### [Exercise goal]
Restate the whole listing word for word. Pictures are left out.

### [Material to process]
◇ ◇ ◇

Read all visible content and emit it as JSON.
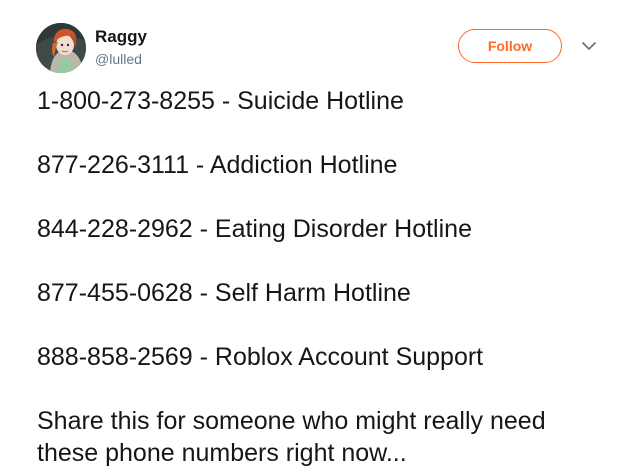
{
  "author": {
    "display_name": "Raggy",
    "handle": "@lulled",
    "avatar_icon": "avatar-icon"
  },
  "actions": {
    "follow_label": "Follow",
    "menu_icon": "chevron-down-icon"
  },
  "tweet": {
    "lines": [
      "1-800-273-8255 - Suicide Hotline",
      "877-226-3111 - Addiction Hotline",
      "844-228-2962 - Eating Disorder Hotline",
      "877-455-0628 - Self Harm Hotline",
      "888-858-2569 - Roblox Account Support"
    ],
    "closing": "Share this for someone who might really need these phone numbers right now..."
  },
  "colors": {
    "accent": "#ff6a2b",
    "text": "#14171a",
    "muted": "#657786"
  }
}
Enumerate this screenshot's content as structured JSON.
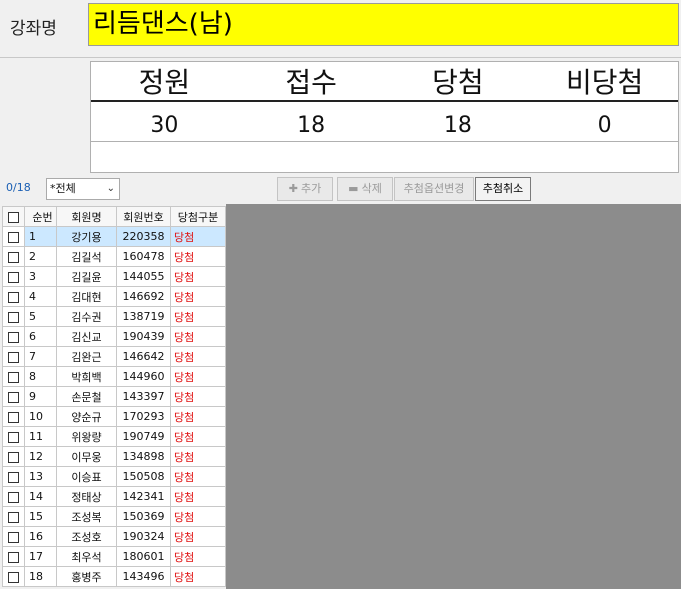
{
  "course": {
    "label": "강좌명",
    "name": "리듬댄스(남)"
  },
  "stats": {
    "headers": [
      "정원",
      "접수",
      "당첨",
      "비당첨"
    ],
    "values": [
      "30",
      "18",
      "18",
      "0"
    ]
  },
  "toolbar": {
    "count": "0/18",
    "filter": "*전체",
    "add_label": "추가",
    "delete_label": "삭제",
    "option_label": "추첨옵션변경",
    "cancel_label": "추첨취소"
  },
  "grid": {
    "columns": [
      "순번",
      "회원명",
      "회원번호",
      "당첨구분"
    ],
    "rows": [
      {
        "no": "1",
        "name": "강기용",
        "id": "220358",
        "status": "당첨"
      },
      {
        "no": "2",
        "name": "김길석",
        "id": "160478",
        "status": "당첨"
      },
      {
        "no": "3",
        "name": "김길윤",
        "id": "144055",
        "status": "당첨"
      },
      {
        "no": "4",
        "name": "김대현",
        "id": "146692",
        "status": "당첨"
      },
      {
        "no": "5",
        "name": "김수권",
        "id": "138719",
        "status": "당첨"
      },
      {
        "no": "6",
        "name": "김신교",
        "id": "190439",
        "status": "당첨"
      },
      {
        "no": "7",
        "name": "김완근",
        "id": "146642",
        "status": "당첨"
      },
      {
        "no": "8",
        "name": "박희백",
        "id": "144960",
        "status": "당첨"
      },
      {
        "no": "9",
        "name": "손문철",
        "id": "143397",
        "status": "당첨"
      },
      {
        "no": "10",
        "name": "양순규",
        "id": "170293",
        "status": "당첨"
      },
      {
        "no": "11",
        "name": "위왕량",
        "id": "190749",
        "status": "당첨"
      },
      {
        "no": "12",
        "name": "이무웅",
        "id": "134898",
        "status": "당첨"
      },
      {
        "no": "13",
        "name": "이승표",
        "id": "150508",
        "status": "당첨"
      },
      {
        "no": "14",
        "name": "정태상",
        "id": "142341",
        "status": "당첨"
      },
      {
        "no": "15",
        "name": "조성복",
        "id": "150369",
        "status": "당첨"
      },
      {
        "no": "16",
        "name": "조성호",
        "id": "190324",
        "status": "당첨"
      },
      {
        "no": "17",
        "name": "최우석",
        "id": "180601",
        "status": "당첨"
      },
      {
        "no": "18",
        "name": "홍병주",
        "id": "143496",
        "status": "당첨"
      }
    ]
  }
}
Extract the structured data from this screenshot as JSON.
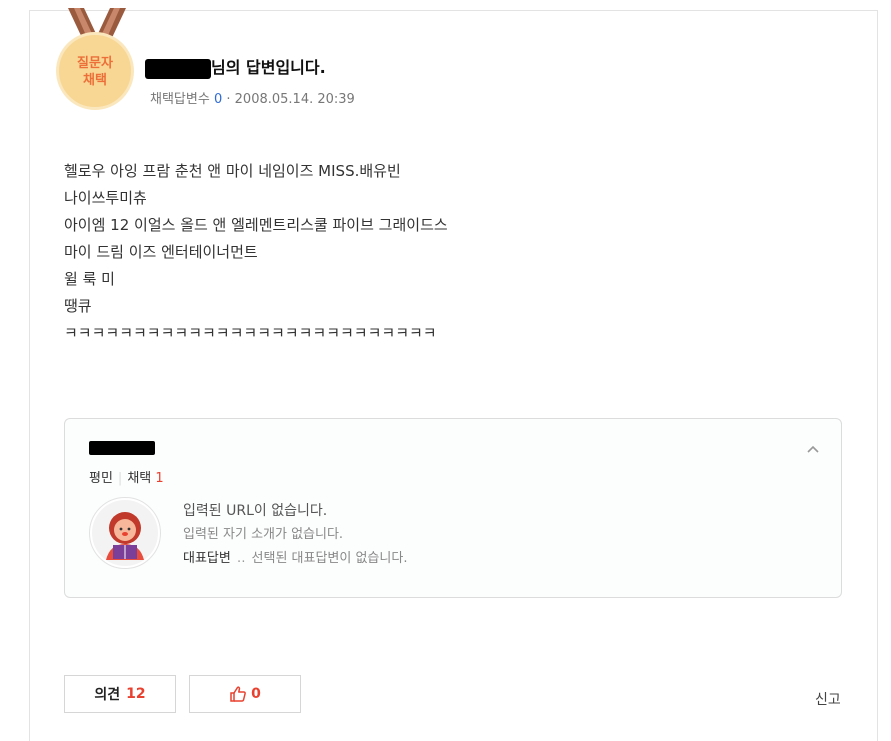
{
  "medal": {
    "label_line1": "질문자",
    "label_line2": "채택"
  },
  "answer_header": {
    "author_suffix": "님의 답변입니다.",
    "adopted_count_label": "채택답변수",
    "adopted_count": "0",
    "separator": "·",
    "timestamp": "2008.05.14. 20:39"
  },
  "answer_lines": [
    "헬로우 아잉 프람 춘천 앤 마이 네임이즈 MISS.배유빈",
    "나이쓰투미츄",
    "아이엠 12 이얼스 올드 앤 엘레멘트리스쿨 파이브 그래이드스",
    "마이 드림 이즈 엔터테이너먼트",
    "윌 룩 미",
    "땡큐",
    "ㅋㅋㅋㅋㅋㅋㅋㅋㅋㅋㅋㅋㅋㅋㅋㅋㅋㅋㅋㅋㅋㅋㅋㅋㅋㅋㅋ"
  ],
  "profile_card": {
    "grade": "평민",
    "adopt_label": "채택",
    "adopt_count": "1",
    "url_text": "입력된 URL이 없습니다.",
    "intro_text": "입력된 자기 소개가 없습니다.",
    "rep_label": "대표답변",
    "rep_dots": "‥",
    "rep_value": "선택된 대표답변이 없습니다.",
    "collapse_icon": "chevron-up-icon"
  },
  "actions": {
    "opinion_label": "의견",
    "opinion_count": "12",
    "like_count": "0",
    "report_label": "신고"
  },
  "colors": {
    "accent_red": "#e9412f",
    "link_blue": "#2f6bd6",
    "medal_orange": "#ec6f3a"
  }
}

◇ ◇ ◇

### [Response]
Read all visible content and emit it as JSON.
{
  "author": {
    "display_name": "Raggy",
    "handle": "@lulled",
    "avatar_icon": "avatar-icon"
  },
  "actions": {
    "follow_label": "Follow",
    "menu_icon": "chevron-down-icon"
  },
  "tweet": {
    "lines": [
      "1-800-273-8255 - Suicide Hotline",
      "877-226-3111 - Addiction Hotline",
      "844-228-2962 - Eating Disorder Hotline",
      "877-455-0628 - Self Harm Hotline",
      "888-858-2569 - Roblox Account Support"
    ],
    "closing": "Share this for someone who might really need these phone numbers right now..."
  },
  "colors": {
    "accent": "#ff6a2b",
    "text": "#14171a",
    "muted": "#657786"
  }
}
Enumerate this screenshot's content as structured JSON.
{
  "course": {
    "label": "강좌명",
    "name": "리듬댄스(남)"
  },
  "stats": {
    "headers": [
      "정원",
      "접수",
      "당첨",
      "비당첨"
    ],
    "values": [
      "30",
      "18",
      "18",
      "0"
    ]
  },
  "toolbar": {
    "count": "0/18",
    "filter": "*전체",
    "add_label": "추가",
    "delete_label": "삭제",
    "option_label": "추첨옵션변경",
    "cancel_label": "추첨취소"
  },
  "grid": {
    "columns": [
      "순번",
      "회원명",
      "회원번호",
      "당첨구분"
    ],
    "rows": [
      {
        "no": "1",
        "name": "강기용",
        "id": "220358",
        "status": "당첨"
      },
      {
        "no": "2",
        "name": "김길석",
        "id": "160478",
        "status": "당첨"
      },
      {
        "no": "3",
        "name": "김길윤",
        "id": "144055",
        "status": "당첨"
      },
      {
        "no": "4",
        "name": "김대현",
        "id": "146692",
        "status": "당첨"
      },
      {
        "no": "5",
        "name": "김수권",
        "id": "138719",
        "status": "당첨"
      },
      {
        "no": "6",
        "name": "김신교",
        "id": "190439",
        "status": "당첨"
      },
      {
        "no": "7",
        "name": "김완근",
        "id": "146642",
        "status": "당첨"
      },
      {
        "no": "8",
        "name": "박희백",
        "id": "144960",
        "status": "당첨"
      },
      {
        "no": "9",
        "name": "손문철",
        "id": "143397",
        "status": "당첨"
      },
      {
        "no": "10",
        "name": "양순규",
        "id": "170293",
        "status": "당첨"
      },
      {
        "no": "11",
        "name": "위왕량",
        "id": "190749",
        "status": "당첨"
      },
      {
        "no": "12",
        "name": "이무웅",
        "id": "134898",
        "status": "당첨"
      },
      {
        "no": "13",
        "name": "이승표",
        "id": "150508",
        "status": "당첨"
      },
      {
        "no": "14",
        "name": "정태상",
        "id": "142341",
        "status": "당첨"
      },
      {
        "no": "15",
        "name": "조성복",
        "id": "150369",
        "status": "당첨"
      },
      {
        "no": "16",
        "name": "조성호",
        "id": "190324",
        "status": "당첨"
      },
      {
        "no": "17",
        "name": "최우석",
        "id": "180601",
        "status": "당첨"
      },
      {
        "no": "18",
        "name": "홍병주",
        "id": "143496",
        "status": "당첨"
      }
    ]
  }
}
Extract the structured data from this screenshot as JSON.
{
  "medal": {
    "label_line1": "질문자",
    "label_line2": "채택"
  },
  "answer_header": {
    "author_suffix": "님의 답변입니다.",
    "adopted_count_label": "채택답변수",
    "adopted_count": "0",
    "separator": "·",
    "timestamp": "2008.05.14. 20:39"
  },
  "answer_lines": [
    "헬로우 아잉 프람 춘천 앤 마이 네임이즈 MISS.배유빈",
    "나이쓰투미츄",
    "아이엠 12 이얼스 올드 앤 엘레멘트리스쿨 파이브 그래이드스",
    "마이 드림 이즈 엔터테이너먼트",
    "윌 룩 미",
    "땡큐",
    "ㅋㅋㅋㅋㅋㅋㅋㅋㅋㅋㅋㅋㅋㅋㅋㅋㅋㅋㅋㅋㅋㅋㅋㅋㅋㅋㅋ"
  ],
  "profile_card": {
    "grade": "평민",
    "adopt_label": "채택",
    "adopt_count": "1",
    "url_text": "입력된 URL이 없습니다.",
    "intro_text": "입력된 자기 소개가 없습니다.",
    "rep_label": "대표답변",
    "rep_dots": "‥",
    "rep_value": "선택된 대표답변이 없습니다.",
    "collapse_icon": "chevron-up-icon"
  },
  "actions": {
    "opinion_label": "의견",
    "opinion_count": "12",
    "like_count": "0",
    "report_label": "신고"
  },
  "colors": {
    "accent_red": "#e9412f",
    "link_blue": "#2f6bd6",
    "medal_orange": "#ec6f3a"
  }
}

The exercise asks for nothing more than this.